* DO THIS
Among the records below, find each line that includes the string "Adobe" and copy it.

* DATA FOR THIS TASK

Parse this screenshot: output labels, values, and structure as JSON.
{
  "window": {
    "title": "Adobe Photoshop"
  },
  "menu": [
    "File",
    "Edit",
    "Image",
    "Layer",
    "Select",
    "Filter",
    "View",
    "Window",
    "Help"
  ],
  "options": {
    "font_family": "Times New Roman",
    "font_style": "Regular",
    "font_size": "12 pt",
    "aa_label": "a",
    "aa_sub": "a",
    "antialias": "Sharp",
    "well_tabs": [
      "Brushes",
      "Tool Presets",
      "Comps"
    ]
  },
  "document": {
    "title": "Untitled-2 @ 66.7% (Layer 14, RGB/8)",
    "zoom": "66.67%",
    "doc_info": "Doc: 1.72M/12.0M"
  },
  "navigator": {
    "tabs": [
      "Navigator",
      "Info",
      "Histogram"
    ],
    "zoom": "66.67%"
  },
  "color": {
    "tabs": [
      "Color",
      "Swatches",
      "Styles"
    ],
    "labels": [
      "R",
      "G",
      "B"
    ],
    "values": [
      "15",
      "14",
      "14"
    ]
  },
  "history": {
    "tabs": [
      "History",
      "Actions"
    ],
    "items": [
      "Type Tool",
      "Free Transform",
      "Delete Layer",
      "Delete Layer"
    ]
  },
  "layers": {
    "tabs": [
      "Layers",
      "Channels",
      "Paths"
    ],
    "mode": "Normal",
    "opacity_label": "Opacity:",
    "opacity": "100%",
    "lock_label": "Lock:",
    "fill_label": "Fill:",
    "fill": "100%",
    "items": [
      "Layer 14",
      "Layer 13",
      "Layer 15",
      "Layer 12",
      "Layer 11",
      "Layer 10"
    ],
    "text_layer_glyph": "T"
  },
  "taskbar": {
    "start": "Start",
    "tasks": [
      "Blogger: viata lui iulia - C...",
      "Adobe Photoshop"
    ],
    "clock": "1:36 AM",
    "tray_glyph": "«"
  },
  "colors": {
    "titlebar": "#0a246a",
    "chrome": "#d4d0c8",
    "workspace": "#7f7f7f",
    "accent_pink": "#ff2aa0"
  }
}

* COMPLETE RESPONSE
    "title": "Adobe Photoshop"
      "Adobe Photoshop"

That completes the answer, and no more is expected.